═════ EXCERPTED DATA ═════

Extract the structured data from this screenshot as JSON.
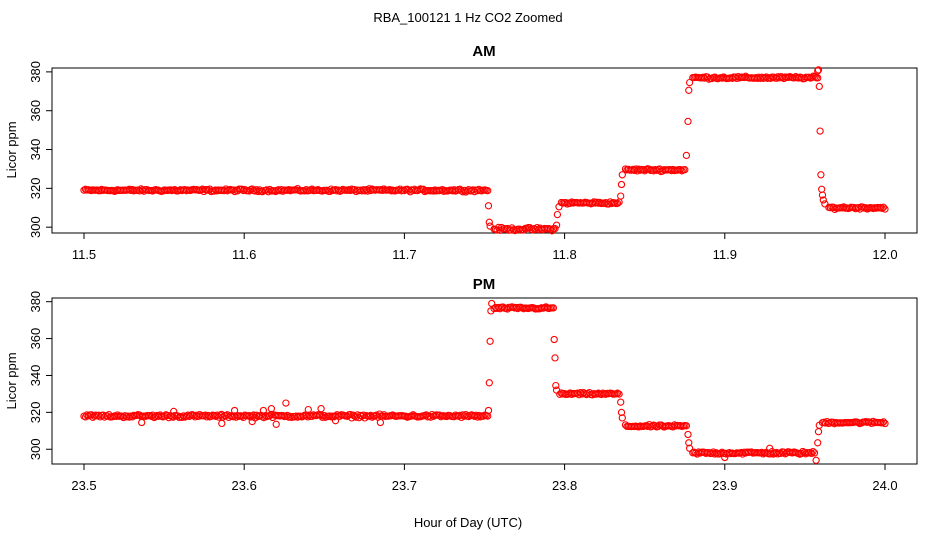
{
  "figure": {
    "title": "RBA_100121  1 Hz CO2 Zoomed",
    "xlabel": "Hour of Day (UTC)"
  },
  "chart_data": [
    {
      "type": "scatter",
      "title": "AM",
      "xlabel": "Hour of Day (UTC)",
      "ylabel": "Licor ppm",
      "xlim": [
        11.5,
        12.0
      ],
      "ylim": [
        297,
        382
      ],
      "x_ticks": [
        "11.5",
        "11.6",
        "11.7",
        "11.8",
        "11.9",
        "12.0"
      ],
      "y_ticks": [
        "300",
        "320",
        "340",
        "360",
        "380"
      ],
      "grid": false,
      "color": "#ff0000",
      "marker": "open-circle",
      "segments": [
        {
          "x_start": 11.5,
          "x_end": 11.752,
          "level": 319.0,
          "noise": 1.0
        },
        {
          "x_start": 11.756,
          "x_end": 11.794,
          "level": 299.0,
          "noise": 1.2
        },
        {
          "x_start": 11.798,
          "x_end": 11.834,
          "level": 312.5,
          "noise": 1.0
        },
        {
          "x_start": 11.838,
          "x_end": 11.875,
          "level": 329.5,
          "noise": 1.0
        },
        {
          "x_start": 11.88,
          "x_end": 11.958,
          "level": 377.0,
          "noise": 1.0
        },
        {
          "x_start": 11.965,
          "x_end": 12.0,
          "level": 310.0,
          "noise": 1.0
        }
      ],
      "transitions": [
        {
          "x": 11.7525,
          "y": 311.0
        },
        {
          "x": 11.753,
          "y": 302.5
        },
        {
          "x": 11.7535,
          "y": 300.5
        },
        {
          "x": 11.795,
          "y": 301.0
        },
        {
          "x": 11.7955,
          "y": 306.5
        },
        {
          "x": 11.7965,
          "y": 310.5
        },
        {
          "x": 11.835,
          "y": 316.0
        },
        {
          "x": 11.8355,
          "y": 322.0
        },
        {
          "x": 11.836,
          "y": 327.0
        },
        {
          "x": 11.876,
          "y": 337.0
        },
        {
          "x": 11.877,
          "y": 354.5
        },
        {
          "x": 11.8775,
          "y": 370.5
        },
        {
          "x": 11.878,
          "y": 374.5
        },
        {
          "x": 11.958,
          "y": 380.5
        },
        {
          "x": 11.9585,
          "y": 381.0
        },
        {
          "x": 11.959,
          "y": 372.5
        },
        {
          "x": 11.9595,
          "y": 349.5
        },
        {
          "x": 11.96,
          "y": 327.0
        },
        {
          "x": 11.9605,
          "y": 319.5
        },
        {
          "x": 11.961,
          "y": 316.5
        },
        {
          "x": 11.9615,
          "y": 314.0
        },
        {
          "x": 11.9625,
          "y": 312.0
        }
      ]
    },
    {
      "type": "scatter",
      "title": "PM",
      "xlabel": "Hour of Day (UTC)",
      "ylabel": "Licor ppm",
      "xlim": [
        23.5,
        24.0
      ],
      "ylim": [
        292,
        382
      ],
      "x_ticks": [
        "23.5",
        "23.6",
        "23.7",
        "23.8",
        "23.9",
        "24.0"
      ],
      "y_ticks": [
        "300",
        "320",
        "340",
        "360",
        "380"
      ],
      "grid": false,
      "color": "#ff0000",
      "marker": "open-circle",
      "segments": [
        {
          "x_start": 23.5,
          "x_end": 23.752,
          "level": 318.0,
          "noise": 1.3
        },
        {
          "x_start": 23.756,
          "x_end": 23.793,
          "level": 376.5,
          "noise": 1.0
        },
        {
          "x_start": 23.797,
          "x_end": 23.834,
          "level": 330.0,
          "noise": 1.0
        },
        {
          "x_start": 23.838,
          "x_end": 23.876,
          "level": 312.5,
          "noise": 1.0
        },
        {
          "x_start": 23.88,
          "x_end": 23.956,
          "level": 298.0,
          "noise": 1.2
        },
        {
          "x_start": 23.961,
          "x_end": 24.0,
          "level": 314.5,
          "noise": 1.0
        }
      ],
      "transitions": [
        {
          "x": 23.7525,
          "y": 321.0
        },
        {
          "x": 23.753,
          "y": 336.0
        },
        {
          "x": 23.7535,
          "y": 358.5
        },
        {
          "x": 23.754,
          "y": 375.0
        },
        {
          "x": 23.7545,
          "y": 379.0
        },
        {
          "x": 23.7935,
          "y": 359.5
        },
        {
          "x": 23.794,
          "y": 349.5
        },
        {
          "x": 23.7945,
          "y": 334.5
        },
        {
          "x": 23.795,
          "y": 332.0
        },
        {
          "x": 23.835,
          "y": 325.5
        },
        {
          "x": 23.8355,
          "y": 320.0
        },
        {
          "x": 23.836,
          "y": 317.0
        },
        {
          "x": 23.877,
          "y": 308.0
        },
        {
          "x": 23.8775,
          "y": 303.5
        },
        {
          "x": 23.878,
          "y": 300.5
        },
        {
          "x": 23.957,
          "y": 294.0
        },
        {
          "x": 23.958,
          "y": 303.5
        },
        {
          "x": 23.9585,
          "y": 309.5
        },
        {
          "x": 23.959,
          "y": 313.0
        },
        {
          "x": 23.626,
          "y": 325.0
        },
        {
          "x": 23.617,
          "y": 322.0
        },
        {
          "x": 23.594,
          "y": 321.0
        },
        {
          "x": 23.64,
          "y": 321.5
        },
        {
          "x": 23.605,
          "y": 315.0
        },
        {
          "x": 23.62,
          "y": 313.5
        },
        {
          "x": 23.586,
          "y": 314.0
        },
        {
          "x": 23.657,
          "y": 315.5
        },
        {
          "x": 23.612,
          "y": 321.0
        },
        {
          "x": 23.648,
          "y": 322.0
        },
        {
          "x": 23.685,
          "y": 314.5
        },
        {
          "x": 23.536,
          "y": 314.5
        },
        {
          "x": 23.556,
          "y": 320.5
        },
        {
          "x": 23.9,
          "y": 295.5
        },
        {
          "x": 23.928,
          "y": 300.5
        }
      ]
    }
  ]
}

═════

*TASK:* State how many lines above contain the string "level", with no other words.

*RESULT OF THE TASK:* 12